→ Task description: Each record below should be output verbatim, without pictures.

(Records)

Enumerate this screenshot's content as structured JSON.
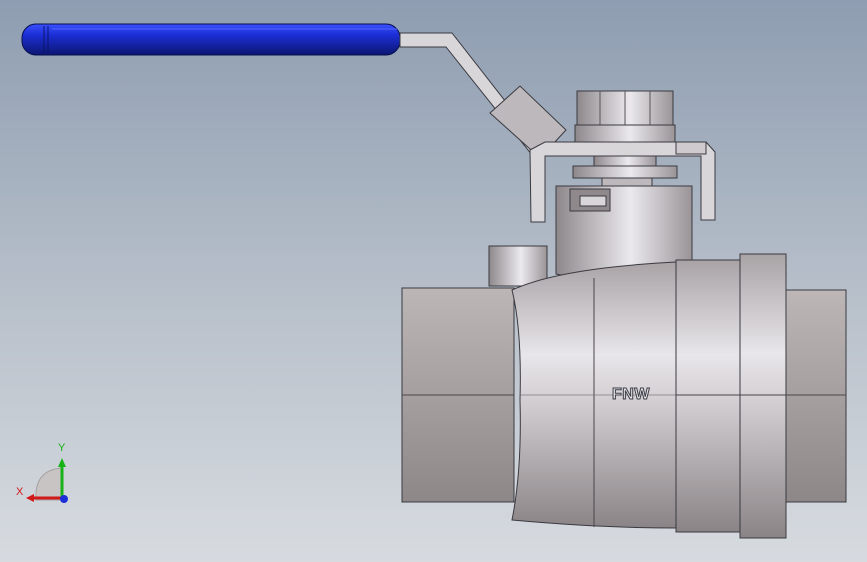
{
  "body_stamp": "FNW",
  "axes": {
    "x_label": "X",
    "y_label": "Y"
  },
  "colors": {
    "background_top": "#8e9db1",
    "background_bottom": "#d7dbe0",
    "handle_grip": "#1c2fd6",
    "metal_light": "#e8e6ea",
    "metal_mid": "#b8b2b4",
    "metal_dark": "#7f797c",
    "axis_x": "#d11919",
    "axis_y": "#18b318",
    "axis_z": "#1b2fd8"
  }
}
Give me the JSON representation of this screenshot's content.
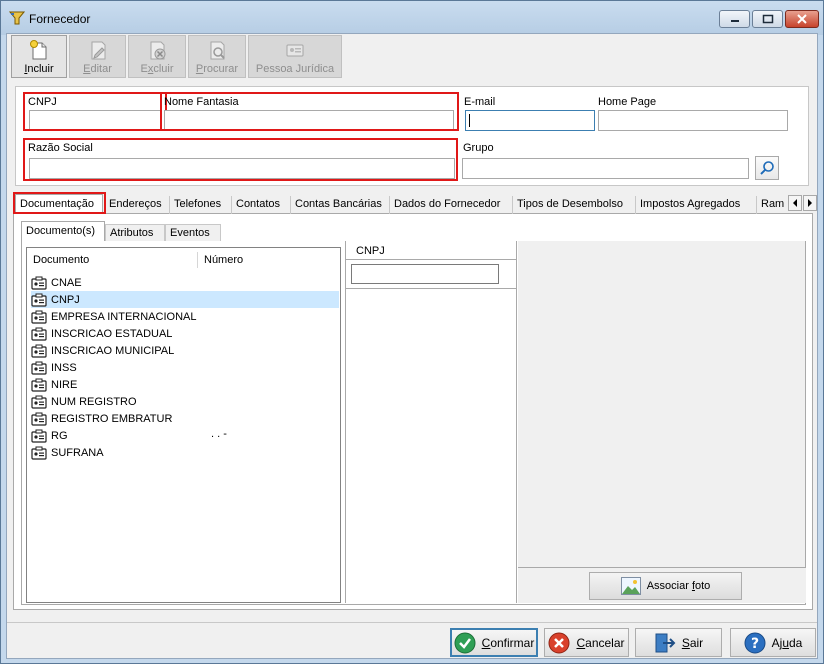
{
  "window": {
    "title": "Fornecedor",
    "controls": {
      "minimize": "minimize",
      "maximize": "maximize",
      "close": "close"
    }
  },
  "toolbar": {
    "buttons": [
      {
        "label": "Incluir",
        "mnemonic": "I",
        "rest": "ncluir",
        "enabled": true,
        "icon": "new-document-icon"
      },
      {
        "label": "Editar",
        "mnemonic": "E",
        "rest": "ditar",
        "enabled": false,
        "icon": "edit-icon"
      },
      {
        "label": "Excluir",
        "mnemonic": "x",
        "pre": "E",
        "rest": "cluir",
        "enabled": false,
        "icon": "delete-icon"
      },
      {
        "label": "Procurar",
        "mnemonic": "P",
        "rest": "rocurar",
        "enabled": false,
        "icon": "search-document-icon"
      },
      {
        "label": "Pessoa Jurídica",
        "enabled": false,
        "icon": "id-card-icon"
      }
    ]
  },
  "form": {
    "cnpj_label": "CNPJ",
    "cnpj_value": "",
    "nome_fantasia_label": "Nome Fantasia",
    "nome_fantasia_value": "",
    "email_label": "E-mail",
    "email_value": "",
    "home_page_label": "Home Page",
    "home_page_value": "",
    "razao_social_label": "Razão Social",
    "razao_social_value": "",
    "grupo_label": "Grupo",
    "grupo_value": ""
  },
  "tabs": [
    "Documentação",
    "Endereços",
    "Telefones",
    "Contatos",
    "Contas Bancárias",
    "Dados do Fornecedor",
    "Tipos de Desembolso",
    "Impostos Agregados",
    "Ram"
  ],
  "subtabs": [
    "Documento(s)",
    "Atributos",
    "Eventos"
  ],
  "documents": {
    "col_documento": "Documento",
    "col_numero": "Número",
    "rows": [
      {
        "name": "CNAE",
        "number": ""
      },
      {
        "name": "CNPJ",
        "number": ""
      },
      {
        "name": "EMPRESA INTERNACIONAL",
        "number": ""
      },
      {
        "name": "INSCRICAO ESTADUAL",
        "number": ""
      },
      {
        "name": "INSCRICAO MUNICIPAL",
        "number": ""
      },
      {
        "name": "INSS",
        "number": ""
      },
      {
        "name": "NIRE",
        "number": ""
      },
      {
        "name": "NUM REGISTRO",
        "number": ""
      },
      {
        "name": "REGISTRO EMBRATUR",
        "number": ""
      },
      {
        "name": "RG",
        "number": ".   .   -"
      },
      {
        "name": "SUFRANA",
        "number": ""
      }
    ],
    "selected_index": 1
  },
  "detail": {
    "header": "CNPJ",
    "value": ""
  },
  "photo": {
    "button_pre": "Associar ",
    "button_mnemonic": "f",
    "button_rest": "oto"
  },
  "footer": {
    "confirmar": {
      "mnemonic": "C",
      "rest": "onfirmar"
    },
    "cancelar": {
      "mnemonic": "C",
      "rest": "ancelar"
    },
    "sair": {
      "mnemonic": "S",
      "rest": "air"
    },
    "ajuda": {
      "pre": "Aj",
      "mnemonic": "u",
      "rest": "da"
    }
  },
  "colors": {
    "highlight": "#e01818",
    "selection": "#cce8ff",
    "focus": "#3c7fb1"
  }
}
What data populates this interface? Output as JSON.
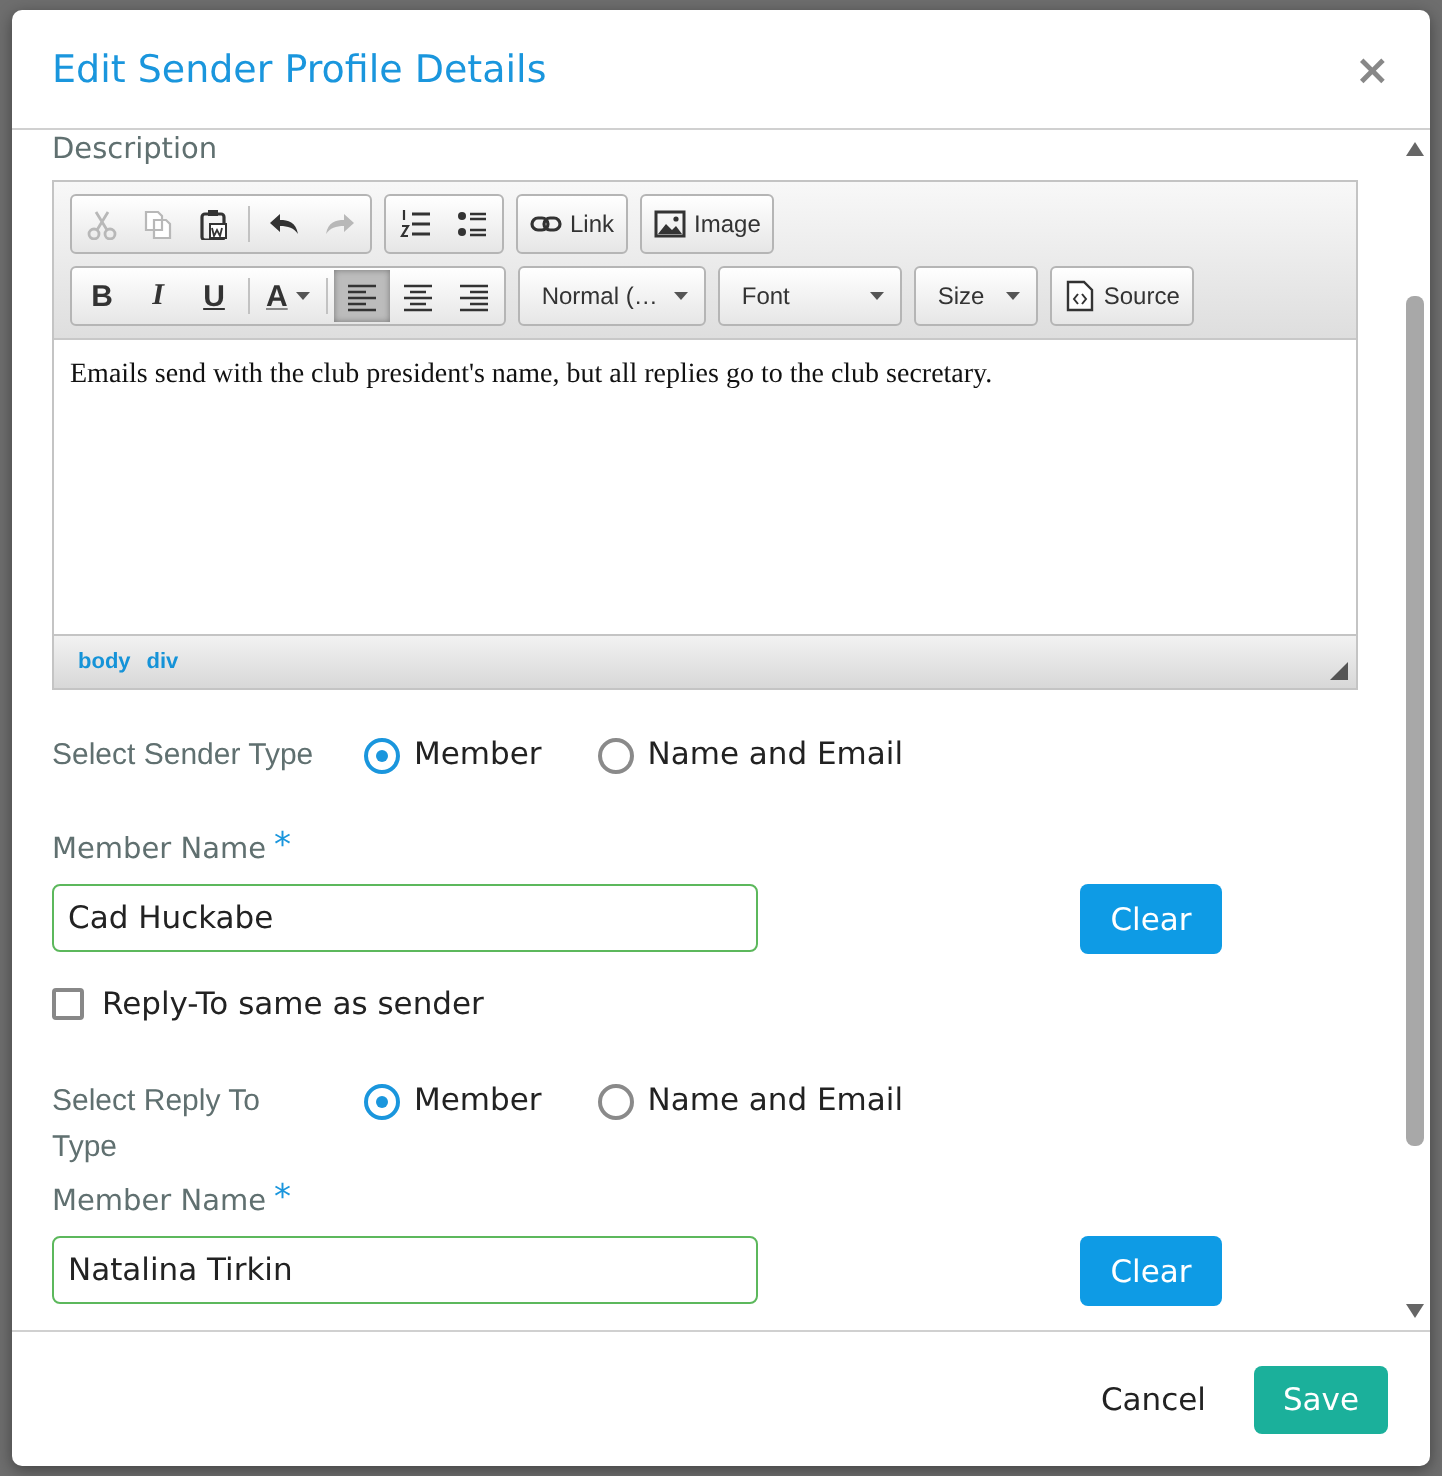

→ Solution to this task:
Enumerate this screenshot's content as structured JSON.
{
  "body_stamp": "FNW",
  "axes": {
    "x_label": "X",
    "y_label": "Y"
  },
  "colors": {
    "background_top": "#8e9db1",
    "background_bottom": "#d7dbe0",
    "handle_grip": "#1c2fd6",
    "metal_light": "#e8e6ea",
    "metal_mid": "#b8b2b4",
    "metal_dark": "#7f797c",
    "axis_x": "#d11919",
    "axis_y": "#18b318",
    "axis_z": "#1b2fd8"
  }
}
Give me the JSON representation of this screenshot's content.
{
  "window": {
    "title": "Fornecedor",
    "controls": {
      "minimize": "minimize",
      "maximize": "maximize",
      "close": "close"
    }
  },
  "toolbar": {
    "buttons": [
      {
        "label": "Incluir",
        "mnemonic": "I",
        "rest": "ncluir",
        "enabled": true,
        "icon": "new-document-icon"
      },
      {
        "label": "Editar",
        "mnemonic": "E",
        "rest": "ditar",
        "enabled": false,
        "icon": "edit-icon"
      },
      {
        "label": "Excluir",
        "mnemonic": "x",
        "pre": "E",
        "rest": "cluir",
        "enabled": false,
        "icon": "delete-icon"
      },
      {
        "label": "Procurar",
        "mnemonic": "P",
        "rest": "rocurar",
        "enabled": false,
        "icon": "search-document-icon"
      },
      {
        "label": "Pessoa Jurídica",
        "enabled": false,
        "icon": "id-card-icon"
      }
    ]
  },
  "form": {
    "cnpj_label": "CNPJ",
    "cnpj_value": "",
    "nome_fantasia_label": "Nome Fantasia",
    "nome_fantasia_value": "",
    "email_label": "E-mail",
    "email_value": "",
    "home_page_label": "Home Page",
    "home_page_value": "",
    "razao_social_label": "Razão Social",
    "razao_social_value": "",
    "grupo_label": "Grupo",
    "grupo_value": ""
  },
  "tabs": [
    "Documentação",
    "Endereços",
    "Telefones",
    "Contatos",
    "Contas Bancárias",
    "Dados do Fornecedor",
    "Tipos de Desembolso",
    "Impostos Agregados",
    "Ram"
  ],
  "subtabs": [
    "Documento(s)",
    "Atributos",
    "Eventos"
  ],
  "documents": {
    "col_documento": "Documento",
    "col_numero": "Número",
    "rows": [
      {
        "name": "CNAE",
        "number": ""
      },
      {
        "name": "CNPJ",
        "number": ""
      },
      {
        "name": "EMPRESA INTERNACIONAL",
        "number": ""
      },
      {
        "name": "INSCRICAO ESTADUAL",
        "number": ""
      },
      {
        "name": "INSCRICAO MUNICIPAL",
        "number": ""
      },
      {
        "name": "INSS",
        "number": ""
      },
      {
        "name": "NIRE",
        "number": ""
      },
      {
        "name": "NUM REGISTRO",
        "number": ""
      },
      {
        "name": "REGISTRO EMBRATUR",
        "number": ""
      },
      {
        "name": "RG",
        "number": ".   .   -"
      },
      {
        "name": "SUFRANA",
        "number": ""
      }
    ],
    "selected_index": 1
  },
  "detail": {
    "header": "CNPJ",
    "value": ""
  },
  "photo": {
    "button_pre": "Associar ",
    "button_mnemonic": "f",
    "button_rest": "oto"
  },
  "footer": {
    "confirmar": {
      "mnemonic": "C",
      "rest": "onfirmar"
    },
    "cancelar": {
      "mnemonic": "C",
      "rest": "ancelar"
    },
    "sair": {
      "mnemonic": "S",
      "rest": "air"
    },
    "ajuda": {
      "pre": "Aj",
      "mnemonic": "u",
      "rest": "da"
    }
  },
  "colors": {
    "highlight": "#e01818",
    "selection": "#cce8ff",
    "focus": "#3c7fb1"
  }
}
What data populates this interface? Output as JSON.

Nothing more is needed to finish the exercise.